* _Records about charts and figures_
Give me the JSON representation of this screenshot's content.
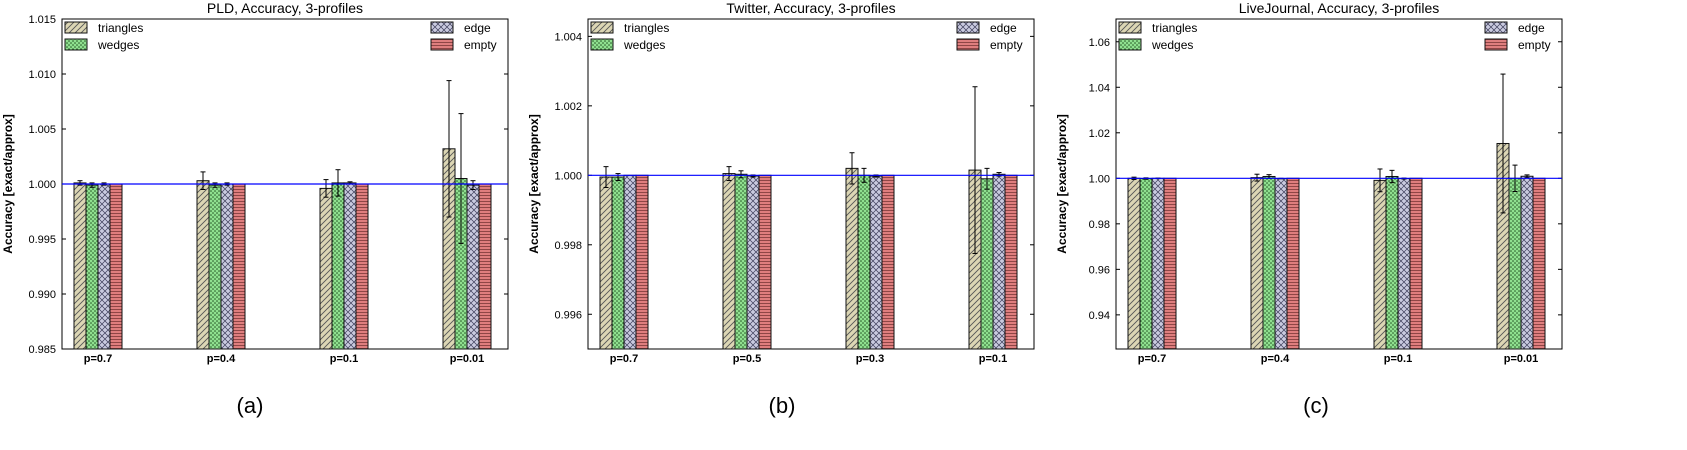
{
  "figure": {
    "captions": [
      "(a)",
      "(b)",
      "(c)"
    ]
  },
  "colors": {
    "triangles": "#dcd6b4",
    "wedges": "#8fe08f",
    "edge": "#c9cadf",
    "empty": "#df7e7e",
    "reference_line": "#0000ff",
    "axis": "#000000"
  },
  "chart_data": [
    {
      "type": "bar",
      "title": "PLD, Accuracy, 3-profiles",
      "xlabel": "",
      "ylabel": "Accuracy [exact/approx]",
      "categories": [
        "p=0.7",
        "p=0.4",
        "p=0.1",
        "p=0.01"
      ],
      "ylim": [
        0.985,
        1.015
      ],
      "yticks": [
        "0.985",
        "0.990",
        "0.995",
        "1.000",
        "1.005",
        "1.010",
        "1.015"
      ],
      "reference_line": 1.0,
      "grid": false,
      "legend_position": "top",
      "series": [
        {
          "name": "triangles",
          "values": [
            1.0001,
            1.0003,
            0.9996,
            1.0032
          ],
          "errors": [
            0.0002,
            0.0008,
            0.0008,
            0.0062
          ]
        },
        {
          "name": "wedges",
          "values": [
            0.9999,
            0.9999,
            1.0001,
            1.0005
          ],
          "errors": [
            0.0002,
            0.0002,
            0.0012,
            0.0059
          ]
        },
        {
          "name": "edge",
          "values": [
            1.0,
            1.0,
            1.0001,
            0.9999
          ],
          "errors": [
            0.0001,
            0.0001,
            0.0001,
            0.0004
          ]
        },
        {
          "name": "empty",
          "values": [
            1.0,
            1.0,
            1.0,
            1.0
          ],
          "errors": [
            0,
            0,
            0,
            0
          ]
        }
      ]
    },
    {
      "type": "bar",
      "title": "Twitter, Accuracy, 3-profiles",
      "xlabel": "",
      "ylabel": "Accuracy [exact/approx]",
      "categories": [
        "p=0.7",
        "p=0.5",
        "p=0.3",
        "p=0.1"
      ],
      "ylim": [
        0.995,
        1.0045
      ],
      "yticks": [
        "0.996",
        "0.998",
        "1.000",
        "1.002",
        "1.004"
      ],
      "reference_line": 1.0,
      "grid": false,
      "legend_position": "top",
      "series": [
        {
          "name": "triangles",
          "values": [
            0.99995,
            1.00005,
            1.0002,
            1.00015
          ],
          "errors": [
            0.0003,
            0.0002,
            0.00045,
            0.0024
          ]
        },
        {
          "name": "wedges",
          "values": [
            0.99995,
            1.00003,
            1.0,
            0.9999
          ],
          "errors": [
            0.0001,
            0.0001,
            0.0002,
            0.0003
          ]
        },
        {
          "name": "edge",
          "values": [
            1.0,
            0.99998,
            0.99998,
            1.00003
          ],
          "errors": [
            0.0,
            3e-05,
            3e-05,
            5e-05
          ]
        },
        {
          "name": "empty",
          "values": [
            1.0,
            1.0,
            1.0,
            1.0
          ],
          "errors": [
            0,
            0,
            0,
            0
          ]
        }
      ]
    },
    {
      "type": "bar",
      "title": "LiveJournal, Accuracy, 3-profiles",
      "xlabel": "",
      "ylabel": "Accuracy [exact/approx]",
      "categories": [
        "p=0.7",
        "p=0.4",
        "p=0.1",
        "p=0.01"
      ],
      "ylim": [
        0.925,
        1.07
      ],
      "yticks": [
        "0.94",
        "0.96",
        "0.98",
        "1.00",
        "1.02",
        "1.04",
        "1.06"
      ],
      "reference_line": 1.0,
      "grid": false,
      "legend_position": "top",
      "series": [
        {
          "name": "triangles",
          "values": [
            1.0,
            1.0003,
            0.9991,
            1.0153
          ],
          "errors": [
            0.0005,
            0.0015,
            0.005,
            0.0305
          ]
        },
        {
          "name": "wedges",
          "values": [
            0.9999,
            1.0008,
            1.0008,
            1.0
          ],
          "errors": [
            0.0003,
            0.0008,
            0.0027,
            0.0058
          ]
        },
        {
          "name": "edge",
          "values": [
            1.0,
            0.9999,
            0.9999,
            1.0009
          ],
          "errors": [
            0.0001,
            0.0001,
            0.0002,
            0.0006
          ]
        },
        {
          "name": "empty",
          "values": [
            1.0,
            1.0,
            1.0,
            1.0
          ],
          "errors": [
            0,
            0,
            0,
            0
          ]
        }
      ]
    }
  ]
}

* _CHALLENGE_
Will you restate every entry word for word and omit the images?

* _WRITTEN ANSWER_
Give me the JSON representation of this screenshot's content.
{
  "figure": {
    "captions": [
      "(a)",
      "(b)",
      "(c)"
    ]
  },
  "colors": {
    "triangles": "#dcd6b4",
    "wedges": "#8fe08f",
    "edge": "#c9cadf",
    "empty": "#df7e7e",
    "reference_line": "#0000ff",
    "axis": "#000000"
  },
  "chart_data": [
    {
      "type": "bar",
      "title": "PLD, Accuracy, 3-profiles",
      "xlabel": "",
      "ylabel": "Accuracy [exact/approx]",
      "categories": [
        "p=0.7",
        "p=0.4",
        "p=0.1",
        "p=0.01"
      ],
      "ylim": [
        0.985,
        1.015
      ],
      "yticks": [
        "0.985",
        "0.990",
        "0.995",
        "1.000",
        "1.005",
        "1.010",
        "1.015"
      ],
      "reference_line": 1.0,
      "grid": false,
      "legend_position": "top",
      "series": [
        {
          "name": "triangles",
          "values": [
            1.0001,
            1.0003,
            0.9996,
            1.0032
          ],
          "errors": [
            0.0002,
            0.0008,
            0.0008,
            0.0062
          ]
        },
        {
          "name": "wedges",
          "values": [
            0.9999,
            0.9999,
            1.0001,
            1.0005
          ],
          "errors": [
            0.0002,
            0.0002,
            0.0012,
            0.0059
          ]
        },
        {
          "name": "edge",
          "values": [
            1.0,
            1.0,
            1.0001,
            0.9999
          ],
          "errors": [
            0.0001,
            0.0001,
            0.0001,
            0.0004
          ]
        },
        {
          "name": "empty",
          "values": [
            1.0,
            1.0,
            1.0,
            1.0
          ],
          "errors": [
            0,
            0,
            0,
            0
          ]
        }
      ]
    },
    {
      "type": "bar",
      "title": "Twitter, Accuracy, 3-profiles",
      "xlabel": "",
      "ylabel": "Accuracy [exact/approx]",
      "categories": [
        "p=0.7",
        "p=0.5",
        "p=0.3",
        "p=0.1"
      ],
      "ylim": [
        0.995,
        1.0045
      ],
      "yticks": [
        "0.996",
        "0.998",
        "1.000",
        "1.002",
        "1.004"
      ],
      "reference_line": 1.0,
      "grid": false,
      "legend_position": "top",
      "series": [
        {
          "name": "triangles",
          "values": [
            0.99995,
            1.00005,
            1.0002,
            1.00015
          ],
          "errors": [
            0.0003,
            0.0002,
            0.00045,
            0.0024
          ]
        },
        {
          "name": "wedges",
          "values": [
            0.99995,
            1.00003,
            1.0,
            0.9999
          ],
          "errors": [
            0.0001,
            0.0001,
            0.0002,
            0.0003
          ]
        },
        {
          "name": "edge",
          "values": [
            1.0,
            0.99998,
            0.99998,
            1.00003
          ],
          "errors": [
            0.0,
            3e-05,
            3e-05,
            5e-05
          ]
        },
        {
          "name": "empty",
          "values": [
            1.0,
            1.0,
            1.0,
            1.0
          ],
          "errors": [
            0,
            0,
            0,
            0
          ]
        }
      ]
    },
    {
      "type": "bar",
      "title": "LiveJournal, Accuracy, 3-profiles",
      "xlabel": "",
      "ylabel": "Accuracy [exact/approx]",
      "categories": [
        "p=0.7",
        "p=0.4",
        "p=0.1",
        "p=0.01"
      ],
      "ylim": [
        0.925,
        1.07
      ],
      "yticks": [
        "0.94",
        "0.96",
        "0.98",
        "1.00",
        "1.02",
        "1.04",
        "1.06"
      ],
      "reference_line": 1.0,
      "grid": false,
      "legend_position": "top",
      "series": [
        {
          "name": "triangles",
          "values": [
            1.0,
            1.0003,
            0.9991,
            1.0153
          ],
          "errors": [
            0.0005,
            0.0015,
            0.005,
            0.0305
          ]
        },
        {
          "name": "wedges",
          "values": [
            0.9999,
            1.0008,
            1.0008,
            1.0
          ],
          "errors": [
            0.0003,
            0.0008,
            0.0027,
            0.0058
          ]
        },
        {
          "name": "edge",
          "values": [
            1.0,
            0.9999,
            0.9999,
            1.0009
          ],
          "errors": [
            0.0001,
            0.0001,
            0.0002,
            0.0006
          ]
        },
        {
          "name": "empty",
          "values": [
            1.0,
            1.0,
            1.0,
            1.0
          ],
          "errors": [
            0,
            0,
            0,
            0
          ]
        }
      ]
    }
  ]
}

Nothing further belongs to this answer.